• **Exercise**
The data below is to be returned in full and exactly.

• **Task input**
---

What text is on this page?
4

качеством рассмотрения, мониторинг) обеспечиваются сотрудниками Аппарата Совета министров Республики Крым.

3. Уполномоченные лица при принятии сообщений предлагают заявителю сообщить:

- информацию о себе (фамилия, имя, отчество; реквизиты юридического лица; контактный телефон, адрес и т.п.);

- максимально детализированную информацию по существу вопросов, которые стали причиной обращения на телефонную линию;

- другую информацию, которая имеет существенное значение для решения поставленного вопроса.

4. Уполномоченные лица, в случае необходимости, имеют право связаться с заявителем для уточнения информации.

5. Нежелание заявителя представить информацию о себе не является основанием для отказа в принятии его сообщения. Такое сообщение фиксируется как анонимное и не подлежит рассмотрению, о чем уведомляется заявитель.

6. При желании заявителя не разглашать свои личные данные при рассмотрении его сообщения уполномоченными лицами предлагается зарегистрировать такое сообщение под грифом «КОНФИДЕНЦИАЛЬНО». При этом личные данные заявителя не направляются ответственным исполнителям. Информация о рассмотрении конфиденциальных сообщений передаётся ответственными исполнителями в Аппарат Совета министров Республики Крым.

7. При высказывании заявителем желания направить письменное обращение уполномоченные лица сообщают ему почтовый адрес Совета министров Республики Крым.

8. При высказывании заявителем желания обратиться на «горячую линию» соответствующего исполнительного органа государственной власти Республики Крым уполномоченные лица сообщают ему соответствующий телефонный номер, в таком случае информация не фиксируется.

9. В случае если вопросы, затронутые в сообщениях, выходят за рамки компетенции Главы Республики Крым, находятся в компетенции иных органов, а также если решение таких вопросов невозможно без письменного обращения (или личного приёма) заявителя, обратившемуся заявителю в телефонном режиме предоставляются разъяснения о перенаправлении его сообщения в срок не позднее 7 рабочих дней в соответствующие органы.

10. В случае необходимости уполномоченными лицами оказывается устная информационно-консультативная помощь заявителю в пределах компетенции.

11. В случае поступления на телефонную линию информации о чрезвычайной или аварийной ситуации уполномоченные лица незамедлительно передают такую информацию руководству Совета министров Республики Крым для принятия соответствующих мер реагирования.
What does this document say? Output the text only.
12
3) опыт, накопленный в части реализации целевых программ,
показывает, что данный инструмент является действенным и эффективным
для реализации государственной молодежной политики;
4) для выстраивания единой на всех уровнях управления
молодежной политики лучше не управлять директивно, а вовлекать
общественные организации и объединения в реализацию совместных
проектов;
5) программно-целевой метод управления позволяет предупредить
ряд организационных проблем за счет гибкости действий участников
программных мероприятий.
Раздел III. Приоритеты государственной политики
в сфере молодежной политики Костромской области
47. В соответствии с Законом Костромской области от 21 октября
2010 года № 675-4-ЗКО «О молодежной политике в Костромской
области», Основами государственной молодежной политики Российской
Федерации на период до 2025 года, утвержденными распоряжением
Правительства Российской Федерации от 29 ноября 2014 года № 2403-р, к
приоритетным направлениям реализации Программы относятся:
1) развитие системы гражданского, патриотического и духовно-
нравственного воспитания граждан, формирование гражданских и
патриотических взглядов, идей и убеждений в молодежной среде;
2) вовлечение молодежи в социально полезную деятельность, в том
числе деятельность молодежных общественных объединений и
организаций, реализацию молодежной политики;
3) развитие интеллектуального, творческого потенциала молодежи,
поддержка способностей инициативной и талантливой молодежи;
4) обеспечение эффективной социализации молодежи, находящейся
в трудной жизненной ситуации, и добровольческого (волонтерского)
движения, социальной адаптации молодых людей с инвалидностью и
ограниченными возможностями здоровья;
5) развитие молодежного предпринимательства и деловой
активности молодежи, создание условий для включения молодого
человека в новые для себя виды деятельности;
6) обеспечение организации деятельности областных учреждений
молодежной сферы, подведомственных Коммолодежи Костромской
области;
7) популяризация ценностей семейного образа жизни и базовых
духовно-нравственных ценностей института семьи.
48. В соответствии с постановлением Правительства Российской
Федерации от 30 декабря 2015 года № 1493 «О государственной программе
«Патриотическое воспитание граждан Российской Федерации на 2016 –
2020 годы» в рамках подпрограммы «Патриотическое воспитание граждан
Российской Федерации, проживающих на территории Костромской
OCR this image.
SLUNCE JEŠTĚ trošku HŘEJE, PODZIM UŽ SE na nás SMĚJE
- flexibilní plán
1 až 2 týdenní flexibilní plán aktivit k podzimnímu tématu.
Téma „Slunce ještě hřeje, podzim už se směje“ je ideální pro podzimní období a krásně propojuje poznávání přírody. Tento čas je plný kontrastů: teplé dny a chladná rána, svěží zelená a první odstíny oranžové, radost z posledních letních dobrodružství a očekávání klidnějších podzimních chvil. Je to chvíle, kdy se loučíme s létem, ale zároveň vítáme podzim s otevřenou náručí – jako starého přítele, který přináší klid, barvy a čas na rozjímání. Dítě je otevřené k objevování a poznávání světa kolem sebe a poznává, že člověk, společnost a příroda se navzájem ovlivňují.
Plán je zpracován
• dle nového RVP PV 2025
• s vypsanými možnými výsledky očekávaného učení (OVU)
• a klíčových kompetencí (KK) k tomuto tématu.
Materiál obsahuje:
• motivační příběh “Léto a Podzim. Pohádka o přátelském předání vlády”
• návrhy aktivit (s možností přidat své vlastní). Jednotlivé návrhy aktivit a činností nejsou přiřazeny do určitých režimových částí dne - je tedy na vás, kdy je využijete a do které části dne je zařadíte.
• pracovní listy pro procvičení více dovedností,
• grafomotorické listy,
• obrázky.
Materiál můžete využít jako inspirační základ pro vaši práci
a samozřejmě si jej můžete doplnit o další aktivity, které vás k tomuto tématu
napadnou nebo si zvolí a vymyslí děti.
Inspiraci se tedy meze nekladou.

---

• **Answer to the exercise**
What text is on this page?
4

качеством рассмотрения, мониторинг) обеспечиваются сотрудниками Аппарата Совета министров Республики Крым.

3. Уполномоченные лица при принятии сообщений предлагают заявителю сообщить:

- информацию о себе (фамилия, имя, отчество; реквизиты юридического лица; контактный телефон, адрес и т.п.);

- максимально детализированную информацию по существу вопросов, которые стали причиной обращения на телефонную линию;

- другую информацию, которая имеет существенное значение для решения поставленного вопроса.

4. Уполномоченные лица, в случае необходимости, имеют право связаться с заявителем для уточнения информации.

5. Нежелание заявителя представить информацию о себе не является основанием для отказа в принятии его сообщения. Такое сообщение фиксируется как анонимное и не подлежит рассмотрению, о чем уведомляется заявитель.

6. При желании заявителя не разглашать свои личные данные при рассмотрении его сообщения уполномоченными лицами предлагается зарегистрировать такое сообщение под грифом «КОНФИДЕНЦИАЛЬНО». При этом личные данные заявителя не направляются ответственным исполнителям. Информация о рассмотрении конфиденциальных сообщений передаётся ответственными исполнителями в Аппарат Совета министров Республики Крым.

7. При высказывании заявителем желания направить письменное обращение уполномоченные лица сообщают ему почтовый адрес Совета министров Республики Крым.

8. При высказывании заявителем желания обратиться на «горячую линию» соответствующего исполнительного органа государственной власти Республики Крым уполномоченные лица сообщают ему соответствующий телефонный номер, в таком случае информация не фиксируется.

9. В случае если вопросы, затронутые в сообщениях, выходят за рамки компетенции Главы Республики Крым, находятся в компетенции иных органов, а также если решение таких вопросов невозможно без письменного обращения (или личного приёма) заявителя, обратившемуся заявителю в телефонном режиме предоставляются разъяснения о перенаправлении его сообщения в срок не позднее 7 рабочих дней в соответствующие органы.

10. В случае необходимости уполномоченными лицами оказывается устная информационно-консультативная помощь заявителю в пределах компетенции.

11. В случае поступления на телефонную линию информации о чрезвычайной или аварийной ситуации уполномоченные лица незамедлительно передают такую информацию руководству Совета министров Республики Крым для принятия соответствующих мер реагирования.
What does this document say? Output the text only.
12
3) опыт, накопленный в части реализации целевых программ,
показывает, что данный инструмент является действенным и эффективным
для реализации государственной молодежной политики;
4) для выстраивания единой на всех уровнях управления
молодежной политики лучше не управлять директивно, а вовлекать
общественные организации и объединения в реализацию совместных
проектов;
5) программно-целевой метод управления позволяет предупредить
ряд организационных проблем за счет гибкости действий участников
программных мероприятий.
Раздел III. Приоритеты государственной политики
в сфере молодежной политики Костромской области
47. В соответствии с Законом Костромской области от 21 октября
2010 года № 675-4-ЗКО «О молодежной политике в Костромской
области», Основами государственной молодежной политики Российской
Федерации на период до 2025 года, утвержденными распоряжением
Правительства Российской Федерации от 29 ноября 2014 года № 2403-р, к
приоритетным направлениям реализации Программы относятся:
1) развитие системы гражданского, патриотического и духовно-
нравственного воспитания граждан, формирование гражданских и
патриотических взглядов, идей и убеждений в молодежной среде;
2) вовлечение молодежи в социально полезную деятельность, в том
числе деятельность молодежных общественных объединений и
организаций, реализацию молодежной политики;
3) развитие интеллектуального, творческого потенциала молодежи,
поддержка способностей инициативной и талантливой молодежи;
4) обеспечение эффективной социализации молодежи, находящейся
в трудной жизненной ситуации, и добровольческого (волонтерского)
движения, социальной адаптации молодых людей с инвалидностью и
ограниченными возможностями здоровья;
5) развитие молодежного предпринимательства и деловой
активности молодежи, создание условий для включения молодого
человека в новые для себя виды деятельности;
6) обеспечение организации деятельности областных учреждений
молодежной сферы, подведомственных Коммолодежи Костромской
области;
7) популяризация ценностей семейного образа жизни и базовых
духовно-нравственных ценностей института семьи.
48. В соответствии с постановлением Правительства Российской
Федерации от 30 декабря 2015 года № 1493 «О государственной программе
«Патриотическое воспитание граждан Российской Федерации на 2016 –
2020 годы» в рамках подпрограммы «Патриотическое воспитание граждан
Российской Федерации, проживающих на территории Костромской
OCR this image.
SLUNCE JEŠTĚ trošku HŘEJE, PODZIM UŽ SE na nás SMĚJE
- flexibilní plán
1 až 2 týdenní flexibilní plán aktivit k podzimnímu tématu.
Téma „Slunce ještě hřeje, podzim už se směje“ je ideální pro podzimní období a krásně propojuje poznávání přírody. Tento čas je plný kontrastů: teplé dny a chladná rána, svěží zelená a první odstíny oranžové, radost z posledních letních dobrodružství a očekávání klidnějších podzimních chvil. Je to chvíle, kdy se loučíme s létem, ale zároveň vítáme podzim s otevřenou náručí – jako starého přítele, který přináší klid, barvy a čas na rozjímání. Dítě je otevřené k objevování a poznávání světa kolem sebe a poznává, že člověk, společnost a příroda se navzájem ovlivňují.
Plán je zpracován
• dle nového RVP PV 2025
• s vypsanými možnými výsledky očekávaného učení (OVU)
• a klíčových kompetencí (KK) k tomuto tématu.
Materiál obsahuje:
• motivační příběh “Léto a Podzim. Pohádka o přátelském předání vlády”
• návrhy aktivit (s možností přidat své vlastní). Jednotlivé návrhy aktivit a činností nejsou přiřazeny do určitých režimových částí dne - je tedy na vás, kdy je využijete a do které části dne je zařadíte.
• pracovní listy pro procvičení více dovedností,
• grafomotorické listy,
• obrázky.
Materiál můžete využít jako inspirační základ pro vaši práci
a samozřejmě si jej můžete doplnit o další aktivity, které vás k tomuto tématu
napadnou nebo si zvolí a vymyslí děti.
Inspiraci se tedy meze nekladou.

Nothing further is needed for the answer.